TEXT EXTRACT →
* * * *

So 1905 was awash with Debussy writing about the sea, which he had scarcely seen until crossing to Jersey and then from Jersey to Eastbourne; D’Indy writing about French mountains and mountain airs; and Roussel who had been a professional seaman writing not about the sea but about forests and dryads.  You cannot possibly mistake one for the other. I would say that this particular brand of impressionism by Roussel is more redolent of early Delius, rather than of Debussy.

The work did not start off life with the intention of being a symphony. Soir d’été was a single atmospheric   piece.  Roussel wanted to extend it with a movement to represent spring to precede to which he attributed its literary name of “Renouveau” (renewal), very much the centre piece of the whole work.  This would be preceded yet again by winter as a shortish prologue intended to start the complete work.  These three movements constitute Part 1 with autumn as its Part 2 to follow ending with a slow down back to winter to complete the cycle. Autumn to my ears does not sound particularly autumnal, not that autumn can have a sound.  Still you usually know it when you hear it. Elgar’s cello concerto is what one might describe as autumnal as is the third movement of the Brahms clarinet quintet. Roussel chooses to add naiads and dryads to the movement which is a little scherzoid and adds a touch of energy which is a touch indicative of the later Roussel.  Only when it was complete did Roussel entitle the work “The Poem of the Forest – Symphony”, later, after his second was written, to be Symphony number 1.

* * * *

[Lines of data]
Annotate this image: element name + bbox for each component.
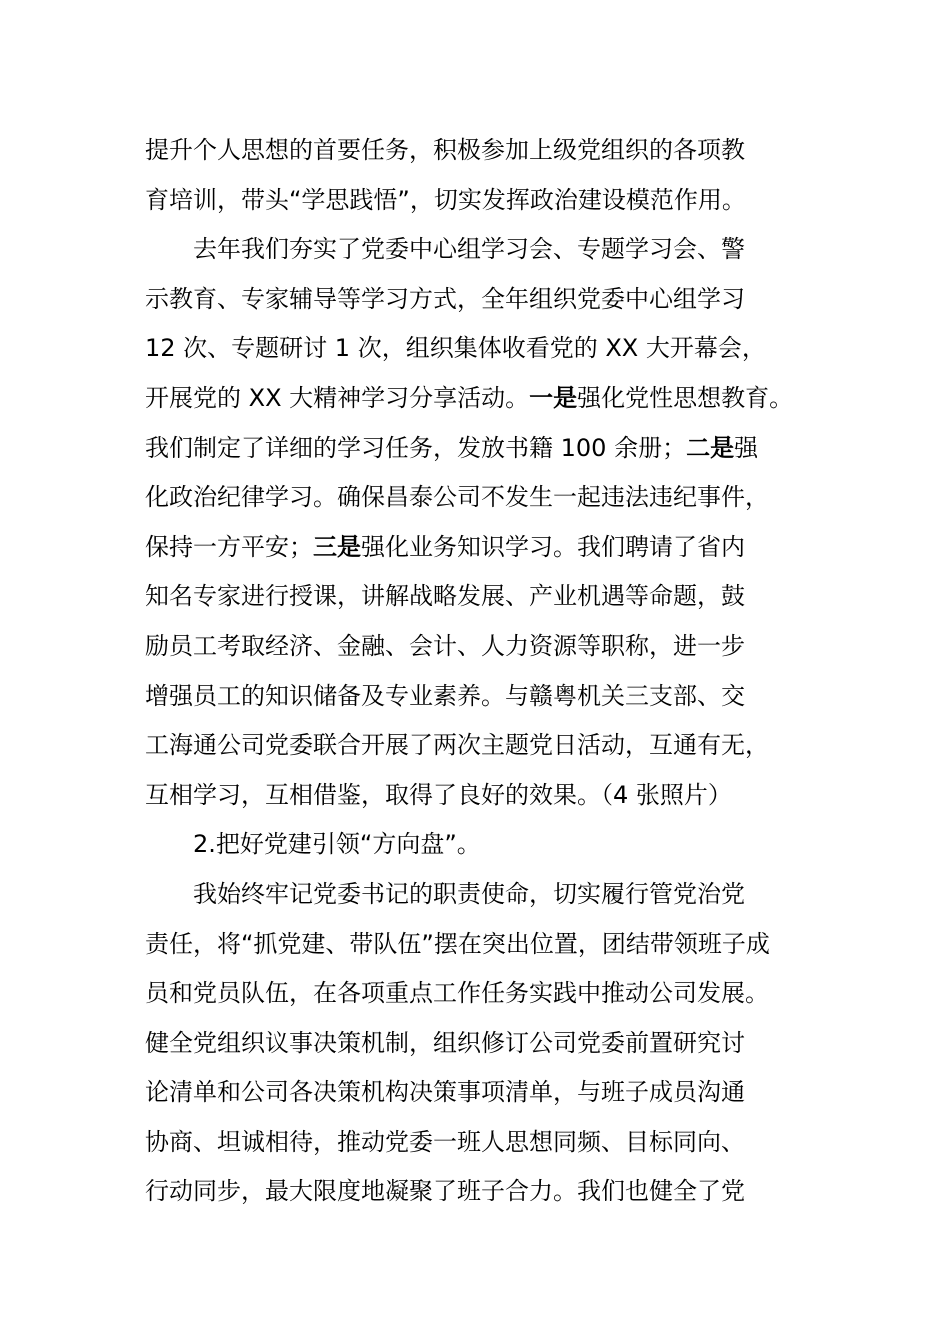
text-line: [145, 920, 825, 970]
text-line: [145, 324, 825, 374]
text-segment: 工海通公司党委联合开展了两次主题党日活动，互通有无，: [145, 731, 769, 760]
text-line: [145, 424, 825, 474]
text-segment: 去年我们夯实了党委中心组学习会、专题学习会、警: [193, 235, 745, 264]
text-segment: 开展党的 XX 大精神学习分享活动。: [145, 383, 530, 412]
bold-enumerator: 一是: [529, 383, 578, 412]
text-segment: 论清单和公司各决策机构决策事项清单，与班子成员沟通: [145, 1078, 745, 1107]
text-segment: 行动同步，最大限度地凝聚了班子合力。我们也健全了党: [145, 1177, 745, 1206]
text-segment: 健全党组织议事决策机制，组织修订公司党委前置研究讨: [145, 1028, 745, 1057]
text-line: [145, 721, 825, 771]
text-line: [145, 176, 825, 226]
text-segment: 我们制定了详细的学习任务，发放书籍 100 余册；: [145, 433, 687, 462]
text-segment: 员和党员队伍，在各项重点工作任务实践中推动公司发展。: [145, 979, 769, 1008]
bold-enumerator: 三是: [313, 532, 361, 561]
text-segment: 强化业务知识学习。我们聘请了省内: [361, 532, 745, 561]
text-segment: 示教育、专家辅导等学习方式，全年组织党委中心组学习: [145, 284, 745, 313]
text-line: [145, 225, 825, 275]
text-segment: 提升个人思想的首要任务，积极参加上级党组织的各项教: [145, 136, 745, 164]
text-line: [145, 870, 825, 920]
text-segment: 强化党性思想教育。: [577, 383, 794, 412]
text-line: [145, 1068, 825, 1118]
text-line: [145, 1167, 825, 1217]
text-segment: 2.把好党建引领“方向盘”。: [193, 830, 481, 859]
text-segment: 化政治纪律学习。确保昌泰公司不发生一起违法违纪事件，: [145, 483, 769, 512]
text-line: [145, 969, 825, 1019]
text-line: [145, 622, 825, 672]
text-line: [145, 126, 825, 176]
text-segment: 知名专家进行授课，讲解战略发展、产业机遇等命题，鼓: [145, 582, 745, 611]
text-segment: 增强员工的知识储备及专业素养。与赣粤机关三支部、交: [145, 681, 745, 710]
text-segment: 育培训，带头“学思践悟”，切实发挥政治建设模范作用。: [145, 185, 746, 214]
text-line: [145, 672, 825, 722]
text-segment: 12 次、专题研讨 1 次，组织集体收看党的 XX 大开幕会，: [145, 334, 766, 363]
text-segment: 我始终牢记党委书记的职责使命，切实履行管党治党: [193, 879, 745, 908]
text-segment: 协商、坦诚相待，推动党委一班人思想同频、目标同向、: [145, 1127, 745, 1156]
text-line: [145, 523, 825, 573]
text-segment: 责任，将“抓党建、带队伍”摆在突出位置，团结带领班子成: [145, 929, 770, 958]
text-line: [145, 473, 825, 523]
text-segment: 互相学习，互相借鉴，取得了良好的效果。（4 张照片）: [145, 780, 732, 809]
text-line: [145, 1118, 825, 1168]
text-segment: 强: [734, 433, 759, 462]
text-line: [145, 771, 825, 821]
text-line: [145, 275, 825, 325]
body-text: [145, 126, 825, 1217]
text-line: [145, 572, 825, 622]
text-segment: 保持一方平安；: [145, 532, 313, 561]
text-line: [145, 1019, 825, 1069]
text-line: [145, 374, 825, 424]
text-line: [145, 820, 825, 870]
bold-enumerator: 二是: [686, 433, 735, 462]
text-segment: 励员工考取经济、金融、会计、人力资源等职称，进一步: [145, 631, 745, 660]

* * * *

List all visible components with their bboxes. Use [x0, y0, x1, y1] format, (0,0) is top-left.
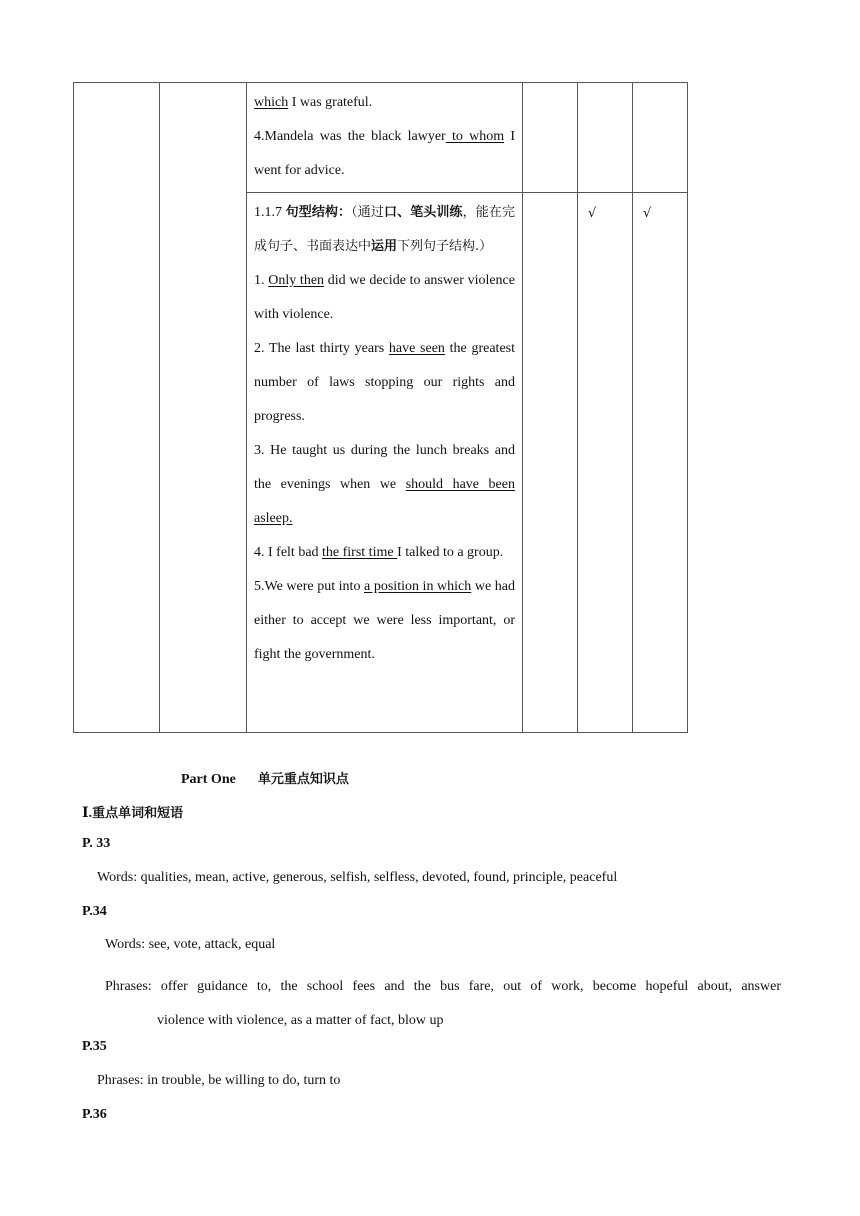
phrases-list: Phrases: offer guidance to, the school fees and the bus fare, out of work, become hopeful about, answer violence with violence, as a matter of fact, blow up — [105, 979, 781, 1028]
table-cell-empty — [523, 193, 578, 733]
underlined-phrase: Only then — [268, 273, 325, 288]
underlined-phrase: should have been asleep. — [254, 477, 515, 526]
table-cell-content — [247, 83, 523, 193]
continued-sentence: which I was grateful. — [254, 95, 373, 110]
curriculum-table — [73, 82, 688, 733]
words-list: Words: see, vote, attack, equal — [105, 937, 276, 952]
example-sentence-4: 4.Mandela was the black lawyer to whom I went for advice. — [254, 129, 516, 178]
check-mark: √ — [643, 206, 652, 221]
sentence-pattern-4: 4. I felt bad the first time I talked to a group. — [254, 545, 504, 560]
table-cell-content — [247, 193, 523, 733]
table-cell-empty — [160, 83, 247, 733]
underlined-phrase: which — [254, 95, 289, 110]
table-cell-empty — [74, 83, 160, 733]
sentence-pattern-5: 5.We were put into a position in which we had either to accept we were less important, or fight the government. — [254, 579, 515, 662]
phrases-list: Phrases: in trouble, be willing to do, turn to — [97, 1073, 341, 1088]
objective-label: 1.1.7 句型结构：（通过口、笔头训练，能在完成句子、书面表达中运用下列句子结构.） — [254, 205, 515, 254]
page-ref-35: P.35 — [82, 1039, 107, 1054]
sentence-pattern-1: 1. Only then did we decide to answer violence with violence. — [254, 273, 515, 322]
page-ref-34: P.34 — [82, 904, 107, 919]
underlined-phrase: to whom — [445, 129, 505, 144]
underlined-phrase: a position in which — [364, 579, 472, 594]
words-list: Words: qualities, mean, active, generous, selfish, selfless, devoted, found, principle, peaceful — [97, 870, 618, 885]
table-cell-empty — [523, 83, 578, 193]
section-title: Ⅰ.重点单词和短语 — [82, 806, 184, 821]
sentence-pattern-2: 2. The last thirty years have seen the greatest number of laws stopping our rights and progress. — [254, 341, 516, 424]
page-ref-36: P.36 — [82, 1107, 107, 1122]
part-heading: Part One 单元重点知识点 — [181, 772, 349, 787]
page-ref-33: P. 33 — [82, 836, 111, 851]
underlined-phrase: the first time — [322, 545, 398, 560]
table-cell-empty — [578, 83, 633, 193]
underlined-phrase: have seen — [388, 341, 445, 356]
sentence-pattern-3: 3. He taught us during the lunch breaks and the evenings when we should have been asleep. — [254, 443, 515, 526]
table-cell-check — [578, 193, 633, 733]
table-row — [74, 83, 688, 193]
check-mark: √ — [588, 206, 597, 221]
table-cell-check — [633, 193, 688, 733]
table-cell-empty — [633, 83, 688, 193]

* * * *

REQUIREMENTS →
A - Name every composer mentioned in the passage on Roussel's first symphony.
B - Carry on the passage on Roussel's first symphony, starting after its final sentence.
None of the data is needed here.

WRITTEN ANSWERS →
A - Debussy, D'Indy, Roussel, Delius, Elgar, Brahms

B -
Chronologically one usually starts a cycle of seasons with Spring and ends with winter.  Here it starts with winter and ends with autumn.  Not so unusual perhaps when one realizes that Glazunov’s ballet, The Seasons, completed in 1900, itself also started with winter and ends with autumn.

Le Forêt received its first performance in 1908, the year Roussel married Blanche Preisach. The following year, they travelled to India and Indo-China on a delayed honeymoon where he learned of the legend of the queen Padmâvatî, It would not be until after the war that he came to return to the subject for his opera-ballet  Padmâvatî, set in Mogul India when Roussel began to find his own individual voice and technique.

From 1909 to the outbreak of the first world war Roussel would have been aware of the great changes taking place in the musical centre of Paris with Stravinsky and the Ballets Russes. The war brought that period all to an end.  Roussel, now 45, sought to re-enlist in the navy but was turned down because of his eyesight.  Instead he joined an artillery unit and got seconded to be an ambulance driver, as was Ravel.

With the end of the war, there would be difficulty for him in picking up where he left off before.  In 1919 he started out on composing a second symphony which would be his longest and gloomiest. It is searching a new path, more classical in shape. Gone is the world of impressionism. His first had not set out to be a symphony. This one does. It harps back to Franck and at the same time forward to the two great Roussel symphonies to follow ten year later. It contains a programme based on life, its early ardours, the emotions of middle age and the sufferings to follow. At my age that’s enough to make anyone as miserable as sin to contemplate. It contains a tremendous store of pent up energy and a scherzo, this time, without naiads or dryads.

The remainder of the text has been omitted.